● Input rows
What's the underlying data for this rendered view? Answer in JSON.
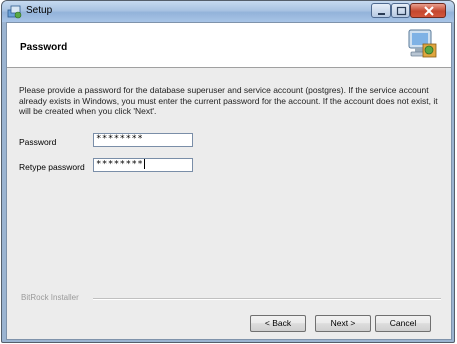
{
  "window": {
    "title": "Setup"
  },
  "header": {
    "title": "Password"
  },
  "description": "Please provide a password for the database superuser and service account (postgres). If the service account already exists in Windows, you must enter the current password for the account. If the account does not exist, it will be created when you click 'Next'.",
  "form": {
    "password_label": "Password",
    "password_value": "********",
    "retype_label": "Retype password",
    "retype_value": "********"
  },
  "footer": {
    "brand": "BitRock Installer",
    "back_label": "< Back",
    "next_label": "Next >",
    "cancel_label": "Cancel"
  }
}
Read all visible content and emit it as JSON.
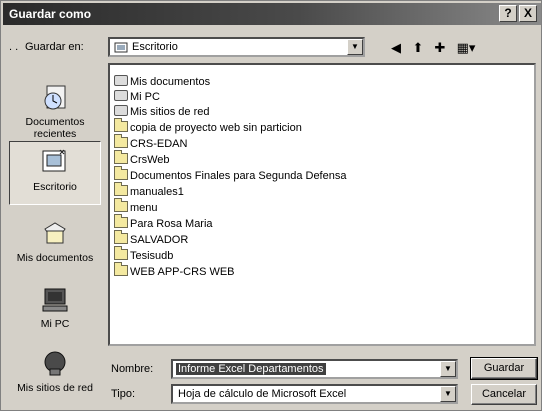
{
  "window": {
    "title": "Guardar como"
  },
  "titlebar": {
    "help": "?",
    "close": "X"
  },
  "lookin": {
    "label": "Guardar en:",
    "value": "Escritorio",
    "dots": ". ."
  },
  "toolbar": {
    "back": "◀",
    "up": "⬆",
    "new_folder": "✚",
    "views": "▦▾"
  },
  "places": [
    {
      "label": "Documentos recientes",
      "icon": "recent-documents-icon"
    },
    {
      "label": "Escritorio",
      "icon": "desktop-icon"
    },
    {
      "label": "Mis documentos",
      "icon": "my-documents-icon"
    },
    {
      "label": "Mi PC",
      "icon": "my-computer-icon"
    },
    {
      "label": "Mis sitios de red",
      "icon": "network-places-icon"
    }
  ],
  "files": [
    {
      "name": "Mis documentos",
      "icon": "special"
    },
    {
      "name": "Mi PC",
      "icon": "special"
    },
    {
      "name": "Mis sitios de red",
      "icon": "special"
    },
    {
      "name": "copia de proyecto web sin particion",
      "icon": "folder"
    },
    {
      "name": "CRS-EDAN",
      "icon": "folder"
    },
    {
      "name": "CrsWeb",
      "icon": "folder"
    },
    {
      "name": "Documentos Finales para Segunda Defensa",
      "icon": "folder"
    },
    {
      "name": "manuales1",
      "icon": "folder"
    },
    {
      "name": "menu",
      "icon": "folder"
    },
    {
      "name": "Para Rosa Maria",
      "icon": "folder"
    },
    {
      "name": "SALVADOR",
      "icon": "folder"
    },
    {
      "name": "Tesisudb",
      "icon": "folder"
    },
    {
      "name": "WEB APP-CRS WEB",
      "icon": "folder"
    }
  ],
  "filename": {
    "label": "Nombre:",
    "value": "Informe Excel Departamentos"
  },
  "filetype": {
    "label": "Tipo:",
    "value": "Hoja de cálculo de Microsoft Excel"
  },
  "buttons": {
    "save": "Guardar",
    "cancel": "Cancelar"
  }
}
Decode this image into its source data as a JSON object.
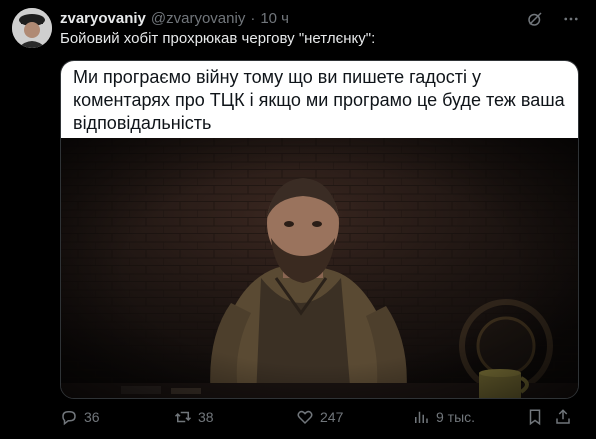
{
  "author": {
    "display_name": "zvaryovaniy",
    "handle": "@zvaryovaniy",
    "separator": "·",
    "time": "10 ч"
  },
  "tweet": {
    "text": "Бойовий хобіт прохрюкав чергову \"нетлєнку\":"
  },
  "media": {
    "caption_lines": [
      "Ми програємо війну тому що ви пишете гадості у",
      "коментарях про ТЦК і якщо ми програмо це буде теж ваша",
      "відповідальність"
    ]
  },
  "actions": {
    "replies": "36",
    "reposts": "38",
    "likes": "247",
    "views": "9 тыс."
  },
  "icons": {
    "top": [
      "grok-icon",
      "more-icon"
    ],
    "bottom": [
      "reply-icon",
      "repost-icon",
      "like-icon",
      "views-icon",
      "bookmark-icon",
      "share-icon"
    ]
  },
  "colors": {
    "background": "#000000",
    "text": "#e7e9ea",
    "muted": "#71767b",
    "caption_bg": "#ffffff"
  }
}
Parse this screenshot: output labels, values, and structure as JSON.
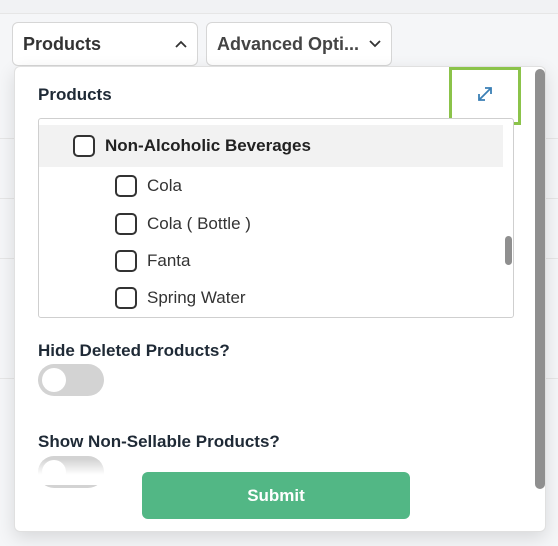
{
  "toolbar": {
    "products_dropdown": {
      "label": "Products",
      "icon": "chevron-up-icon"
    },
    "advanced_dropdown": {
      "label": "Advanced Opti...",
      "icon": "chevron-down-icon"
    }
  },
  "panel": {
    "title": "Products",
    "expand_icon": "expand-icon",
    "tree": {
      "group": {
        "label": "Non-Alcoholic Beverages",
        "checked": false
      },
      "items": [
        {
          "label": "Cola",
          "checked": false
        },
        {
          "label": "Cola ( Bottle )",
          "checked": false
        },
        {
          "label": "Fanta",
          "checked": false
        },
        {
          "label": "Spring Water",
          "checked": false
        }
      ]
    },
    "hide_deleted": {
      "label": "Hide Deleted Products?",
      "on": false
    },
    "show_non_sellable": {
      "label": "Show Non-Sellable Products?",
      "on": false
    },
    "submit_label": "Submit"
  },
  "colors": {
    "accent_green": "#52b785",
    "highlight_border": "#8bc34a",
    "expand_icon": "#3a7fb5"
  }
}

● Goal
Give an exact copy of the material, leaving out every picture.

● Solution to this task
What's the underlying data for this rendered view? Answer in JSON.
{
  "window": {
    "title": "Setup"
  },
  "header": {
    "title": "Password"
  },
  "description": "Please provide a password for the database superuser and service account (postgres). If the service account already exists in Windows, you must enter the current password for the account. If the account does not exist, it will be created when you click 'Next'.",
  "form": {
    "password_label": "Password",
    "password_value": "********",
    "retype_label": "Retype password",
    "retype_value": "********"
  },
  "footer": {
    "brand": "BitRock Installer",
    "back_label": "< Back",
    "next_label": "Next >",
    "cancel_label": "Cancel"
  }
}
Read all visible content and emit it as JSON.
{
  "window": {
    "title": "Guardar como"
  },
  "titlebar": {
    "help": "?",
    "close": "X"
  },
  "lookin": {
    "label": "Guardar en:",
    "value": "Escritorio",
    "dots": ". ."
  },
  "toolbar": {
    "back": "◀",
    "up": "⬆",
    "new_folder": "✚",
    "views": "▦▾"
  },
  "places": [
    {
      "label": "Documentos recientes",
      "icon": "recent-documents-icon"
    },
    {
      "label": "Escritorio",
      "icon": "desktop-icon"
    },
    {
      "label": "Mis documentos",
      "icon": "my-documents-icon"
    },
    {
      "label": "Mi PC",
      "icon": "my-computer-icon"
    },
    {
      "label": "Mis sitios de red",
      "icon": "network-places-icon"
    }
  ],
  "files": [
    {
      "name": "Mis documentos",
      "icon": "special"
    },
    {
      "name": "Mi PC",
      "icon": "special"
    },
    {
      "name": "Mis sitios de red",
      "icon": "special"
    },
    {
      "name": "copia de proyecto web sin particion",
      "icon": "folder"
    },
    {
      "name": "CRS-EDAN",
      "icon": "folder"
    },
    {
      "name": "CrsWeb",
      "icon": "folder"
    },
    {
      "name": "Documentos Finales para Segunda Defensa",
      "icon": "folder"
    },
    {
      "name": "manuales1",
      "icon": "folder"
    },
    {
      "name": "menu",
      "icon": "folder"
    },
    {
      "name": "Para Rosa Maria",
      "icon": "folder"
    },
    {
      "name": "SALVADOR",
      "icon": "folder"
    },
    {
      "name": "Tesisudb",
      "icon": "folder"
    },
    {
      "name": "WEB APP-CRS WEB",
      "icon": "folder"
    }
  ],
  "filename": {
    "label": "Nombre:",
    "value": "Informe Excel Departamentos"
  },
  "filetype": {
    "label": "Tipo:",
    "value": "Hoja de cálculo de Microsoft Excel"
  },
  "buttons": {
    "save": "Guardar",
    "cancel": "Cancelar"
  }
}
Decode this image into its source data as a JSON object.
{
  "author": {
    "display_name": "zvaryovaniy",
    "handle": "@zvaryovaniy",
    "separator": "·",
    "time": "10 ч"
  },
  "tweet": {
    "text": "Бойовий хобіт прохрюкав чергову \"нетлєнку\":"
  },
  "media": {
    "caption_lines": [
      "Ми програємо війну тому що ви пишете гадості у",
      "коментарях про ТЦК і якщо ми програмо це буде теж ваша",
      "відповідальність"
    ]
  },
  "actions": {
    "replies": "36",
    "reposts": "38",
    "likes": "247",
    "views": "9 тыс."
  },
  "icons": {
    "top": [
      "grok-icon",
      "more-icon"
    ],
    "bottom": [
      "reply-icon",
      "repost-icon",
      "like-icon",
      "views-icon",
      "bookmark-icon",
      "share-icon"
    ]
  },
  "colors": {
    "background": "#000000",
    "text": "#e7e9ea",
    "muted": "#71767b",
    "caption_bg": "#ffffff"
  }
}
Parse this screenshot: output labels, values, and structure as JSON.
{
  "toolbar": {
    "products_dropdown": {
      "label": "Products",
      "icon": "chevron-up-icon"
    },
    "advanced_dropdown": {
      "label": "Advanced Opti...",
      "icon": "chevron-down-icon"
    }
  },
  "panel": {
    "title": "Products",
    "expand_icon": "expand-icon",
    "tree": {
      "group": {
        "label": "Non-Alcoholic Beverages",
        "checked": false
      },
      "items": [
        {
          "label": "Cola",
          "checked": false
        },
        {
          "label": "Cola ( Bottle )",
          "checked": false
        },
        {
          "label": "Fanta",
          "checked": false
        },
        {
          "label": "Spring Water",
          "checked": false
        }
      ]
    },
    "hide_deleted": {
      "label": "Hide Deleted Products?",
      "on": false
    },
    "show_non_sellable": {
      "label": "Show Non-Sellable Products?",
      "on": false
    },
    "submit_label": "Submit"
  },
  "colors": {
    "accent_green": "#52b785",
    "highlight_border": "#8bc34a",
    "expand_icon": "#3a7fb5"
  }
}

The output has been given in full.